## Exercise
Look below and pull out each line with the word "create".

>> BEGIN

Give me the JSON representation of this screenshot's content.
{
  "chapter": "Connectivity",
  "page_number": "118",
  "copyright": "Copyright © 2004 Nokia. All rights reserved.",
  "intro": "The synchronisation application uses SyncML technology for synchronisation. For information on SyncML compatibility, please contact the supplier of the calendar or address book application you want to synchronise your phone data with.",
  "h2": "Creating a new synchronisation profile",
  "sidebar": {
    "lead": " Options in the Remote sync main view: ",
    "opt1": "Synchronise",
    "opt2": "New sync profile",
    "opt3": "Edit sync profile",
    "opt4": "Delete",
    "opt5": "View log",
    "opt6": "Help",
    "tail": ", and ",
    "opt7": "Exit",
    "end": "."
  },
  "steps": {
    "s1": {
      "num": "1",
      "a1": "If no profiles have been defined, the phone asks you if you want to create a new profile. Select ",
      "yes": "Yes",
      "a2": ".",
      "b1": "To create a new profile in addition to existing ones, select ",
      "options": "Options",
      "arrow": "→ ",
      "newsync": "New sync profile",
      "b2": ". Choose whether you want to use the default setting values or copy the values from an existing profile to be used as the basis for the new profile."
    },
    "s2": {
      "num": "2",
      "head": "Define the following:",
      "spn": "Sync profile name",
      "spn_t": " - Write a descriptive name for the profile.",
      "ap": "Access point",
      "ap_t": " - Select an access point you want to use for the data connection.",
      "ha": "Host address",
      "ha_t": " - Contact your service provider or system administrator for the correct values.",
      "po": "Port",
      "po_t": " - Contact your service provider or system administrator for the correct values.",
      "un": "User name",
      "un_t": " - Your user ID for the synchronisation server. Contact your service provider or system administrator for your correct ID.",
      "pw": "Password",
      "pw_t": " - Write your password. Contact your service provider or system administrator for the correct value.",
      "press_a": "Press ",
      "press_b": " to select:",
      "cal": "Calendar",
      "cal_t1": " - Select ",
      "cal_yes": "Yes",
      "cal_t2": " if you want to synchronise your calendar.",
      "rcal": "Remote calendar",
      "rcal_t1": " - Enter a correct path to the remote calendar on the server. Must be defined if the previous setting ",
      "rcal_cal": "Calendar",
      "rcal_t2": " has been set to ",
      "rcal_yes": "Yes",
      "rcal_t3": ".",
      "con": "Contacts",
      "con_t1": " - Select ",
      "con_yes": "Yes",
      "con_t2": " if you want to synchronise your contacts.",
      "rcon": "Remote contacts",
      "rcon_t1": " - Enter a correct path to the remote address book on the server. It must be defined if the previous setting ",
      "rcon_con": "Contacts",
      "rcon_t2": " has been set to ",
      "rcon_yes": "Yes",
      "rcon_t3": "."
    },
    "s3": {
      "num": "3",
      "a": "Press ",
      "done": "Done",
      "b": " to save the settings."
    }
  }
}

>> END

## Answer to this task
      "a1": "If no profiles have been defined, the phone asks you if you want to create a new profile. Select ",
      "b1": "To create a new profile in addition to existing ones, select ",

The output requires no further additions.